Exclude all pictures, then copy each of the records exactly as written.

[START RECORD LIST]

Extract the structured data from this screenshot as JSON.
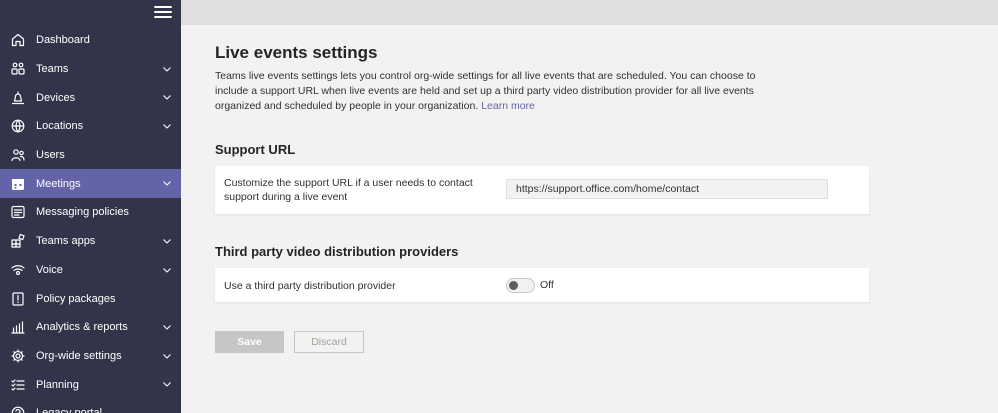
{
  "sidebar": {
    "items": [
      {
        "label": "Dashboard",
        "icon": "home-icon",
        "chevron": false,
        "active": false
      },
      {
        "label": "Teams",
        "icon": "teams-icon",
        "chevron": true,
        "active": false
      },
      {
        "label": "Devices",
        "icon": "bell-icon",
        "chevron": true,
        "active": false
      },
      {
        "label": "Locations",
        "icon": "globe-icon",
        "chevron": true,
        "active": false
      },
      {
        "label": "Users",
        "icon": "users-icon",
        "chevron": false,
        "active": false
      },
      {
        "label": "Meetings",
        "icon": "calendar-icon",
        "chevron": true,
        "active": true
      },
      {
        "label": "Messaging policies",
        "icon": "chat-icon",
        "chevron": false,
        "active": false
      },
      {
        "label": "Teams apps",
        "icon": "apps-icon",
        "chevron": true,
        "active": false
      },
      {
        "label": "Voice",
        "icon": "voice-icon",
        "chevron": true,
        "active": false
      },
      {
        "label": "Policy packages",
        "icon": "package-icon",
        "chevron": false,
        "active": false
      },
      {
        "label": "Analytics & reports",
        "icon": "analytics-icon",
        "chevron": true,
        "active": false
      },
      {
        "label": "Org-wide settings",
        "icon": "gear-icon",
        "chevron": true,
        "active": false
      },
      {
        "label": "Planning",
        "icon": "checklist-icon",
        "chevron": true,
        "active": false
      },
      {
        "label": "Legacy portal",
        "icon": "legacy-icon",
        "chevron": false,
        "active": false
      }
    ]
  },
  "main": {
    "title": "Live events settings",
    "description": "Teams live events settings lets you control org-wide settings for all live events that are scheduled. You can choose to include a support URL when live events are held and set up a third party video distribution provider for all live events organized and scheduled by people in your organization. ",
    "learn_more": "Learn more",
    "support_section": {
      "heading": "Support URL",
      "label": "Customize the support URL if a user needs to contact support during a live event",
      "url_value": "https://support.office.com/home/contact"
    },
    "provider_section": {
      "heading": "Third party video distribution providers",
      "label": "Use a third party distribution provider",
      "toggle_state": "Off"
    },
    "buttons": {
      "save": "Save",
      "discard": "Discard"
    }
  },
  "colors": {
    "sidebar_bg": "#33344a",
    "active_bg": "#6264a7",
    "accent": "#6264a7"
  }
}
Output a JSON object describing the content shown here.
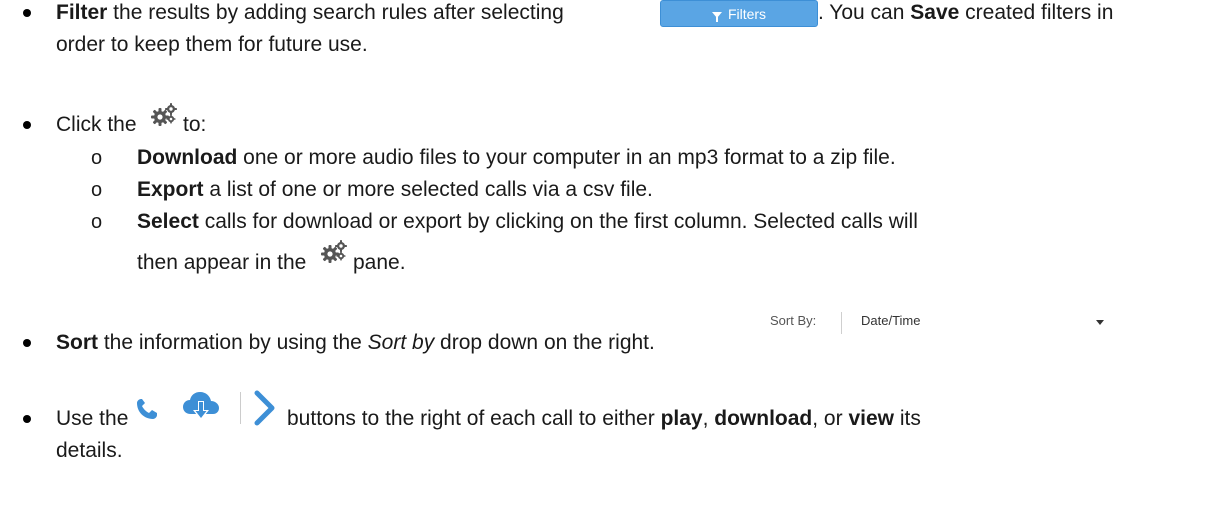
{
  "colors": {
    "accent": "#5aa5e4",
    "icon_blue": "#3d8fd6",
    "gear_gray": "#555555"
  },
  "filter_item": {
    "bold1": "Filter",
    "text1": " the results by adding search rules after selecting",
    "text2": ". You can ",
    "bold2": "Save",
    "text3": " created filters in",
    "line2": "order to keep them for future use.",
    "button_label": "Filters",
    "button_icon": "funnel-icon"
  },
  "click_item": {
    "text1": "Click the",
    "text2": " to:",
    "icon": "gears-icon"
  },
  "sub_items": [
    {
      "marker": "o",
      "bold": "Download",
      "text": " one or more audio files to your computer in an mp3 format to a zip file."
    },
    {
      "marker": "o",
      "bold": "Export",
      "text": " a list of one or more selected calls via a csv file."
    },
    {
      "marker": "o",
      "bold": "Select",
      "text": " calls for download or export by clicking on the first column. Selected calls will"
    }
  ],
  "select_cont": {
    "text1": "then appear in the",
    "text2": " pane."
  },
  "sort_item": {
    "bold": "Sort",
    "text1": " the information by using the ",
    "italic": "Sort by",
    "text2": " drop down on the right.",
    "dropdown_label": "Sort By:",
    "dropdown_value": "Date/Time"
  },
  "use_item": {
    "text1": "Use the",
    "text2": " buttons to the right of each call to either ",
    "bold1": "play",
    "sep1": ", ",
    "bold2": "download",
    "sep2": ", or ",
    "bold3": "view",
    "text3": " its",
    "line2": "details.",
    "icons": [
      "phone-icon",
      "cloud-download-icon",
      "chevron-right-icon"
    ]
  }
}
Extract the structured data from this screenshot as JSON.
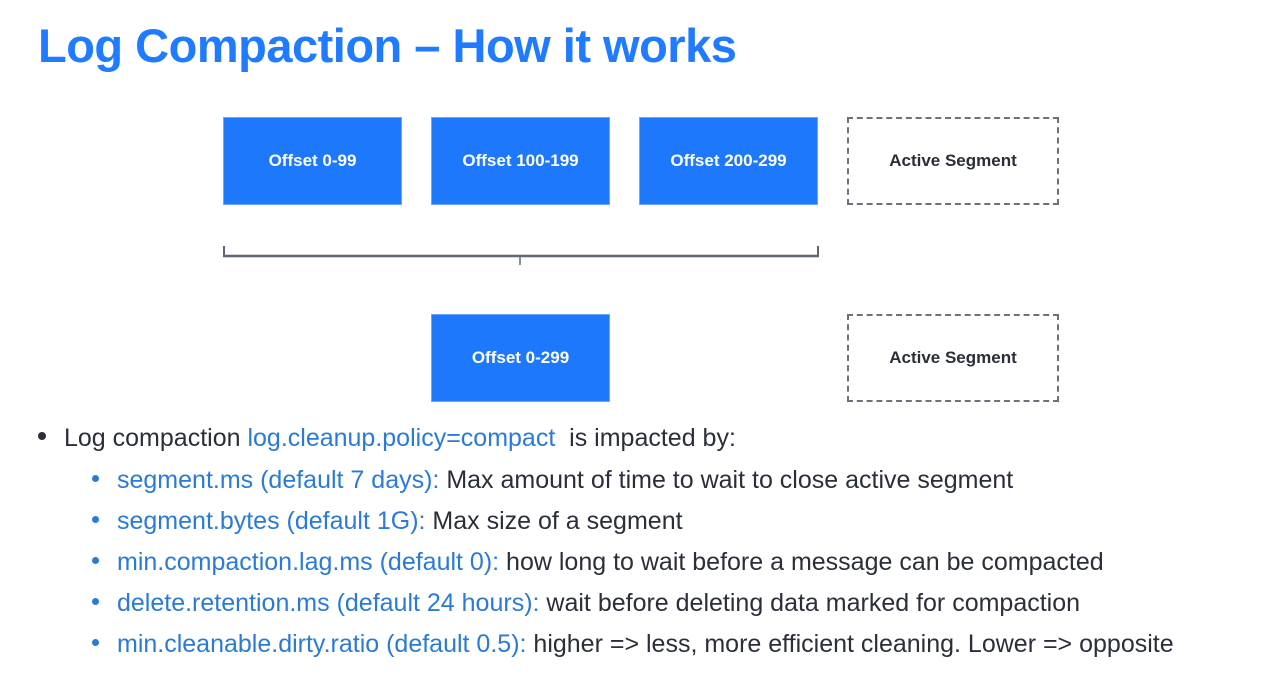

[END RECORD LIST]

**TASK ANSWER:**
Extract the structured data from this screenshot as JSON.
{
  "sidebar": {
    "items": [
      {
        "label": "Dashboard",
        "icon": "home-icon",
        "chevron": false,
        "active": false
      },
      {
        "label": "Teams",
        "icon": "teams-icon",
        "chevron": true,
        "active": false
      },
      {
        "label": "Devices",
        "icon": "bell-icon",
        "chevron": true,
        "active": false
      },
      {
        "label": "Locations",
        "icon": "globe-icon",
        "chevron": true,
        "active": false
      },
      {
        "label": "Users",
        "icon": "users-icon",
        "chevron": false,
        "active": false
      },
      {
        "label": "Meetings",
        "icon": "calendar-icon",
        "chevron": true,
        "active": true
      },
      {
        "label": "Messaging policies",
        "icon": "chat-icon",
        "chevron": false,
        "active": false
      },
      {
        "label": "Teams apps",
        "icon": "apps-icon",
        "chevron": true,
        "active": false
      },
      {
        "label": "Voice",
        "icon": "voice-icon",
        "chevron": true,
        "active": false
      },
      {
        "label": "Policy packages",
        "icon": "package-icon",
        "chevron": false,
        "active": false
      },
      {
        "label": "Analytics & reports",
        "icon": "analytics-icon",
        "chevron": true,
        "active": false
      },
      {
        "label": "Org-wide settings",
        "icon": "gear-icon",
        "chevron": true,
        "active": false
      },
      {
        "label": "Planning",
        "icon": "checklist-icon",
        "chevron": true,
        "active": false
      },
      {
        "label": "Legacy portal",
        "icon": "legacy-icon",
        "chevron": false,
        "active": false
      }
    ]
  },
  "main": {
    "title": "Live events settings",
    "description": "Teams live events settings lets you control org-wide settings for all live events that are scheduled. You can choose to include a support URL when live events are held and set up a third party video distribution provider for all live events organized and scheduled by people in your organization. ",
    "learn_more": "Learn more",
    "support_section": {
      "heading": "Support URL",
      "label": "Customize the support URL if a user needs to contact support during a live event",
      "url_value": "https://support.office.com/home/contact"
    },
    "provider_section": {
      "heading": "Third party video distribution providers",
      "label": "Use a third party distribution provider",
      "toggle_state": "Off"
    },
    "buttons": {
      "save": "Save",
      "discard": "Discard"
    }
  },
  "colors": {
    "sidebar_bg": "#33344a",
    "active_bg": "#6264a7",
    "accent": "#6264a7"
  }
}
Output a JSON object describing the content shown here.
{
  "colors": {
    "accent": "#5aa5e4",
    "icon_blue": "#3d8fd6",
    "gear_gray": "#555555"
  },
  "filter_item": {
    "bold1": "Filter",
    "text1": " the results by adding search rules after selecting",
    "text2": ". You can ",
    "bold2": "Save",
    "text3": " created filters in",
    "line2": "order to keep them for future use.",
    "button_label": "Filters",
    "button_icon": "funnel-icon"
  },
  "click_item": {
    "text1": "Click the",
    "text2": " to:",
    "icon": "gears-icon"
  },
  "sub_items": [
    {
      "marker": "o",
      "bold": "Download",
      "text": " one or more audio files to your computer in an mp3 format to a zip file."
    },
    {
      "marker": "o",
      "bold": "Export",
      "text": " a list of one or more selected calls via a csv file."
    },
    {
      "marker": "o",
      "bold": "Select",
      "text": " calls for download or export by clicking on the first column. Selected calls will"
    }
  ],
  "select_cont": {
    "text1": "then appear in the",
    "text2": " pane."
  },
  "sort_item": {
    "bold": "Sort",
    "text1": " the information by using the ",
    "italic": "Sort by",
    "text2": " drop down on the right.",
    "dropdown_label": "Sort By:",
    "dropdown_value": "Date/Time"
  },
  "use_item": {
    "text1": "Use the",
    "text2": " buttons to the right of each call to either ",
    "bold1": "play",
    "sep1": ", ",
    "bold2": "download",
    "sep2": ", or ",
    "bold3": "view",
    "text3": " its",
    "line2": "details.",
    "icons": [
      "phone-icon",
      "cloud-download-icon",
      "chevron-right-icon"
    ]
  }
}
Extract the structured data from this screenshot as JSON.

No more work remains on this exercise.